§ Exercise directions
Rewrite the lines below, substituting "legend-marker" for every "legend-swatch" and leaving everything else unchanged.

[START Dataset rows]

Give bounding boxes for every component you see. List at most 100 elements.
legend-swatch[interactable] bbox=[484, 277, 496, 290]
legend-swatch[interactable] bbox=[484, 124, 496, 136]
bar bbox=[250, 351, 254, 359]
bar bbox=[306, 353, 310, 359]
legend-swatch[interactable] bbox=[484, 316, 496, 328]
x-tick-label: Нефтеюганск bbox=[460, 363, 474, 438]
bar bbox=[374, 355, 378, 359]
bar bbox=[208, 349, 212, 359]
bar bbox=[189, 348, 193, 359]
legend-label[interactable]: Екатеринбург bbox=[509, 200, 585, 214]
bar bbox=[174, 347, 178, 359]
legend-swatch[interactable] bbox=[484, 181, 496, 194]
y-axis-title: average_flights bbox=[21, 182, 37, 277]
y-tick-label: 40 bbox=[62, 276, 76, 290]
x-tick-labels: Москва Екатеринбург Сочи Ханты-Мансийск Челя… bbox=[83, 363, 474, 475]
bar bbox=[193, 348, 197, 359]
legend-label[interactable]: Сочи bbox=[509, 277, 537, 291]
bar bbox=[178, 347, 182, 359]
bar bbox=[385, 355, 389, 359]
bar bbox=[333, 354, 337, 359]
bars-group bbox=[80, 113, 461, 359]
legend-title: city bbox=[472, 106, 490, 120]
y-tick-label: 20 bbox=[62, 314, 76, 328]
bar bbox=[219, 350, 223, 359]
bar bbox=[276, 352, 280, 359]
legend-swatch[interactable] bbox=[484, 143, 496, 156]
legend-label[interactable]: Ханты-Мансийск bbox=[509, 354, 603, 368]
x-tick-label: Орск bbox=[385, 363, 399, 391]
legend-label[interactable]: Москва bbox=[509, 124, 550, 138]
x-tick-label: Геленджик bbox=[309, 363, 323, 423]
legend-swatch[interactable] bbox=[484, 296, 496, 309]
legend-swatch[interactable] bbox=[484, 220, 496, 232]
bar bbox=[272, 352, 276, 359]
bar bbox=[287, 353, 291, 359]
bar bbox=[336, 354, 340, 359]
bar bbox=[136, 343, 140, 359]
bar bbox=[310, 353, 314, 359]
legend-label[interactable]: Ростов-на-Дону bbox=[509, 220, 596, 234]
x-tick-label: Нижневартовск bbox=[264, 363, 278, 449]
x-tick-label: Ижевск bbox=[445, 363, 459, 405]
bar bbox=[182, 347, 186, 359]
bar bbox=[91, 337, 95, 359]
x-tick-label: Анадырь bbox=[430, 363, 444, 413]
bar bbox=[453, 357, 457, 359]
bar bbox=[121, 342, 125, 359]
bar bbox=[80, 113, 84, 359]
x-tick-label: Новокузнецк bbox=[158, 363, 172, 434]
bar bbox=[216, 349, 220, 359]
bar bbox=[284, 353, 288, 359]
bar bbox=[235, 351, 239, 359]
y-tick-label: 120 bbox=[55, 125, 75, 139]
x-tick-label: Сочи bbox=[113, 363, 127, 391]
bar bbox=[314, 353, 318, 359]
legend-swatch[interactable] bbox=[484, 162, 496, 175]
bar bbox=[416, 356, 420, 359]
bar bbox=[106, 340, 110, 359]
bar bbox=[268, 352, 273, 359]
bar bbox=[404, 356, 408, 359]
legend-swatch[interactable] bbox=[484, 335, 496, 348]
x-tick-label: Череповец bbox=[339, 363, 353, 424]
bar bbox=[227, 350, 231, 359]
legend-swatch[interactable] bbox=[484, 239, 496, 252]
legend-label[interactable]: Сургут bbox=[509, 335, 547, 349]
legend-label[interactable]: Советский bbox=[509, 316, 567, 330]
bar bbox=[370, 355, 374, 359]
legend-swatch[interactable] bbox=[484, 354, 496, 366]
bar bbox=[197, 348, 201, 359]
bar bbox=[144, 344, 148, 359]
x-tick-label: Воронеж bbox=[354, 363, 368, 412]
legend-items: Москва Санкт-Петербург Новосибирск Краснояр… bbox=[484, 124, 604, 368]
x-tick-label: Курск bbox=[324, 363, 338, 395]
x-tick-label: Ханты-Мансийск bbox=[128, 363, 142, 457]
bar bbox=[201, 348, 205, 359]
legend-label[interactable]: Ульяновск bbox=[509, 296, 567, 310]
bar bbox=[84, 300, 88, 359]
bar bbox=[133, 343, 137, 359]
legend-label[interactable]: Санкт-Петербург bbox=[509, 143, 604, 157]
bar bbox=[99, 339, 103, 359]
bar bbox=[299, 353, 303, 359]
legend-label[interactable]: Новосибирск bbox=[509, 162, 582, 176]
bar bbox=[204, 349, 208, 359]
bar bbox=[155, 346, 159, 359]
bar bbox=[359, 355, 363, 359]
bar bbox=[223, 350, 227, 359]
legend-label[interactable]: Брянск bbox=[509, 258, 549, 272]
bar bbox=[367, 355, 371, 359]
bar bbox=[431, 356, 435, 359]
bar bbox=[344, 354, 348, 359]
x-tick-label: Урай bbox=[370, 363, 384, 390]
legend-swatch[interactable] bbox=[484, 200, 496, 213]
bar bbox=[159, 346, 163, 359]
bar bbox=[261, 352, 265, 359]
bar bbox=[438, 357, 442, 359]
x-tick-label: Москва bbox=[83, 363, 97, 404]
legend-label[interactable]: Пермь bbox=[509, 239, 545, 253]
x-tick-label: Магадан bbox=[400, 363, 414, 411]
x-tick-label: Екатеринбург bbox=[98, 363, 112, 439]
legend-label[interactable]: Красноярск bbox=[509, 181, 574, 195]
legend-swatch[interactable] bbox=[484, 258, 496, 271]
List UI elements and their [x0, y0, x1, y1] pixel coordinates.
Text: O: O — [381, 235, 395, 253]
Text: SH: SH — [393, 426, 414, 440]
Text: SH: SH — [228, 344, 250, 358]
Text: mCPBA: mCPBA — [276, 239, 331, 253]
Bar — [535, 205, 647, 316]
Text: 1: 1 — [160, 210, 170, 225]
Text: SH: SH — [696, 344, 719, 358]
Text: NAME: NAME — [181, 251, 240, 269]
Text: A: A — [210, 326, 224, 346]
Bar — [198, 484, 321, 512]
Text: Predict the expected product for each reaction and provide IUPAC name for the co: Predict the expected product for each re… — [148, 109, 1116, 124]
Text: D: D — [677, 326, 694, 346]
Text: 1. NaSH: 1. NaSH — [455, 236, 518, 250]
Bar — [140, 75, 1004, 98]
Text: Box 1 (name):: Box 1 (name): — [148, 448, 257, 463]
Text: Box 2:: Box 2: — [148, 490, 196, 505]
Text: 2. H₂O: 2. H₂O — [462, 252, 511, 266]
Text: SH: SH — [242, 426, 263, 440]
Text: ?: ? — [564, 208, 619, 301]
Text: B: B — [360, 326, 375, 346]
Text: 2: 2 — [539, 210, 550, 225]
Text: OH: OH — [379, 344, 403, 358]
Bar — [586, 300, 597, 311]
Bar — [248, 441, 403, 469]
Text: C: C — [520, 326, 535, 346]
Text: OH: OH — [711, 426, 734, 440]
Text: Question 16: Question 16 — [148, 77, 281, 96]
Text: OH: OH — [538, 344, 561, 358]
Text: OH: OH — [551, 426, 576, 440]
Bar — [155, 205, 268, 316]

[END Dataset rows]

§ Exercise output
Give bounding boxes for every component you see. List at most 100 elements.
legend-marker[interactable] bbox=[484, 277, 496, 290]
legend-marker[interactable] bbox=[484, 124, 496, 136]
bar bbox=[250, 351, 254, 359]
bar bbox=[306, 353, 310, 359]
legend-marker[interactable] bbox=[484, 316, 496, 328]
x-tick-label: Нефтеюганск bbox=[460, 363, 474, 438]
bar bbox=[374, 355, 378, 359]
bar bbox=[208, 349, 212, 359]
bar bbox=[189, 348, 193, 359]
legend-label[interactable]: Екатеринбург bbox=[509, 200, 585, 214]
bar bbox=[174, 347, 178, 359]
legend-marker[interactable] bbox=[484, 181, 496, 194]
y-axis-title: average_flights bbox=[21, 182, 37, 277]
y-tick-label: 40 bbox=[62, 276, 76, 290]
x-tick-labels: Москва Екатеринбург Сочи Ханты-Мансийск Челя… bbox=[83, 363, 474, 475]
bar bbox=[193, 348, 197, 359]
legend-label[interactable]: Сочи bbox=[509, 277, 537, 291]
bar bbox=[178, 347, 182, 359]
bar bbox=[385, 355, 389, 359]
bar bbox=[333, 354, 337, 359]
bars-group bbox=[80, 113, 461, 359]
legend-title: city bbox=[472, 106, 490, 120]
y-tick-label: 20 bbox=[62, 314, 76, 328]
bar bbox=[219, 350, 223, 359]
bar bbox=[276, 352, 280, 359]
legend-marker[interactable] bbox=[484, 143, 496, 156]
legend-label[interactable]: Ханты-Мансийск bbox=[509, 354, 603, 368]
x-tick-label: Орск bbox=[385, 363, 399, 391]
legend-label[interactable]: Москва bbox=[509, 124, 550, 138]
x-tick-label: Геленджик bbox=[309, 363, 323, 423]
legend-marker[interactable] bbox=[484, 296, 496, 309]
legend-marker[interactable] bbox=[484, 220, 496, 232]
bar bbox=[272, 352, 276, 359]
bar bbox=[287, 353, 291, 359]
bar bbox=[336, 354, 340, 359]
bar bbox=[136, 343, 140, 359]
bar bbox=[310, 353, 314, 359]
legend-label[interactable]: Ростов-на-Дону bbox=[509, 220, 596, 234]
x-tick-label: Нижневартовск bbox=[264, 363, 278, 449]
x-tick-label: Ижевск bbox=[445, 363, 459, 405]
bar bbox=[182, 347, 186, 359]
bar bbox=[91, 337, 95, 359]
x-tick-label: Анадырь bbox=[430, 363, 444, 413]
bar bbox=[453, 357, 457, 359]
bar bbox=[121, 342, 125, 359]
bar bbox=[80, 113, 84, 359]
x-tick-label: Новокузнецк bbox=[158, 363, 172, 434]
bar bbox=[216, 349, 220, 359]
bar bbox=[284, 353, 288, 359]
bar bbox=[235, 351, 239, 359]
y-tick-label: 120 bbox=[55, 125, 75, 139]
x-tick-label: Сочи bbox=[113, 363, 127, 391]
bar bbox=[314, 353, 318, 359]
legend-marker[interactable] bbox=[484, 162, 496, 175]
bar bbox=[416, 356, 420, 359]
bar bbox=[106, 340, 110, 359]
bar bbox=[268, 352, 273, 359]
bar bbox=[404, 356, 408, 359]
legend-marker[interactable] bbox=[484, 335, 496, 348]
x-tick-label: Череповец bbox=[339, 363, 353, 424]
bar bbox=[227, 350, 231, 359]
legend-marker[interactable] bbox=[484, 239, 496, 252]
legend-label[interactable]: Сургут bbox=[509, 335, 547, 349]
legend-label[interactable]: Советский bbox=[509, 316, 567, 330]
bar bbox=[370, 355, 374, 359]
legend-marker[interactable] bbox=[484, 354, 496, 366]
bar bbox=[197, 348, 201, 359]
bar bbox=[144, 344, 148, 359]
x-tick-label: Воронеж bbox=[354, 363, 368, 412]
legend-items: Москва Санкт-Петербург Новосибирск Краснояр… bbox=[484, 124, 604, 368]
x-tick-label: Курск bbox=[324, 363, 338, 395]
x-tick-label: Ханты-Мансийск bbox=[128, 363, 142, 457]
bar bbox=[201, 348, 205, 359]
legend-label[interactable]: Ульяновск bbox=[509, 296, 567, 310]
bar bbox=[84, 300, 88, 359]
bar bbox=[133, 343, 137, 359]
legend-label[interactable]: Санкт-Петербург bbox=[509, 143, 604, 157]
bar bbox=[99, 339, 103, 359]
bar bbox=[299, 353, 303, 359]
legend-label[interactable]: Новосибирск bbox=[509, 162, 582, 176]
bar bbox=[204, 349, 208, 359]
bar bbox=[155, 346, 159, 359]
bar bbox=[359, 355, 363, 359]
bar bbox=[223, 350, 227, 359]
legend-label[interactable]: Брянск bbox=[509, 258, 549, 272]
bar bbox=[367, 355, 371, 359]
bar bbox=[431, 356, 435, 359]
bar bbox=[344, 354, 348, 359]
x-tick-label: Урай bbox=[370, 363, 384, 390]
legend-marker[interactable] bbox=[484, 200, 496, 213]
bar bbox=[159, 346, 163, 359]
bar bbox=[261, 352, 265, 359]
bar bbox=[438, 357, 442, 359]
x-tick-label: Москва bbox=[83, 363, 97, 404]
legend-label[interactable]: Пермь bbox=[509, 239, 545, 253]
x-tick-label: Магадан bbox=[400, 363, 414, 411]
x-tick-label: Екатеринбург bbox=[98, 363, 112, 439]
legend-label[interactable]: Красноярск bbox=[509, 181, 574, 195]
legend-marker[interactable] bbox=[484, 258, 496, 271]
List UI elements and their [x0, y0, x1, y1] pixel coordinates.
Text: O: O — [381, 235, 395, 253]
Text: SH: SH — [393, 426, 414, 440]
Text: SH: SH — [228, 344, 250, 358]
Text: mCPBA: mCPBA — [276, 239, 331, 253]
Bar — [535, 205, 647, 316]
Text: 1: 1 — [160, 210, 170, 225]
Text: SH: SH — [696, 344, 719, 358]
Text: NAME: NAME — [181, 251, 240, 269]
Text: A: A — [210, 326, 224, 346]
Bar — [198, 484, 321, 512]
Text: Predict the expected product for each reaction and provide IUPAC name for the co: Predict the expected product for each re… — [148, 109, 1116, 124]
Text: D: D — [677, 326, 694, 346]
Text: 1. NaSH: 1. NaSH — [455, 236, 518, 250]
Bar — [140, 75, 1004, 98]
Text: Box 1 (name):: Box 1 (name): — [148, 448, 257, 463]
Text: Box 2:: Box 2: — [148, 490, 196, 505]
Text: 2. H₂O: 2. H₂O — [462, 252, 511, 266]
Text: SH: SH — [242, 426, 263, 440]
Text: ?: ? — [564, 208, 619, 301]
Text: B: B — [360, 326, 375, 346]
Text: 2: 2 — [539, 210, 550, 225]
Text: OH: OH — [379, 344, 403, 358]
Bar — [586, 300, 597, 311]
Bar — [248, 441, 403, 469]
Text: C: C — [520, 326, 535, 346]
Text: OH: OH — [711, 426, 734, 440]
Text: Question 16: Question 16 — [148, 77, 281, 96]
Text: OH: OH — [538, 344, 561, 358]
Text: OH: OH — [551, 426, 576, 440]
Bar — [155, 205, 268, 316]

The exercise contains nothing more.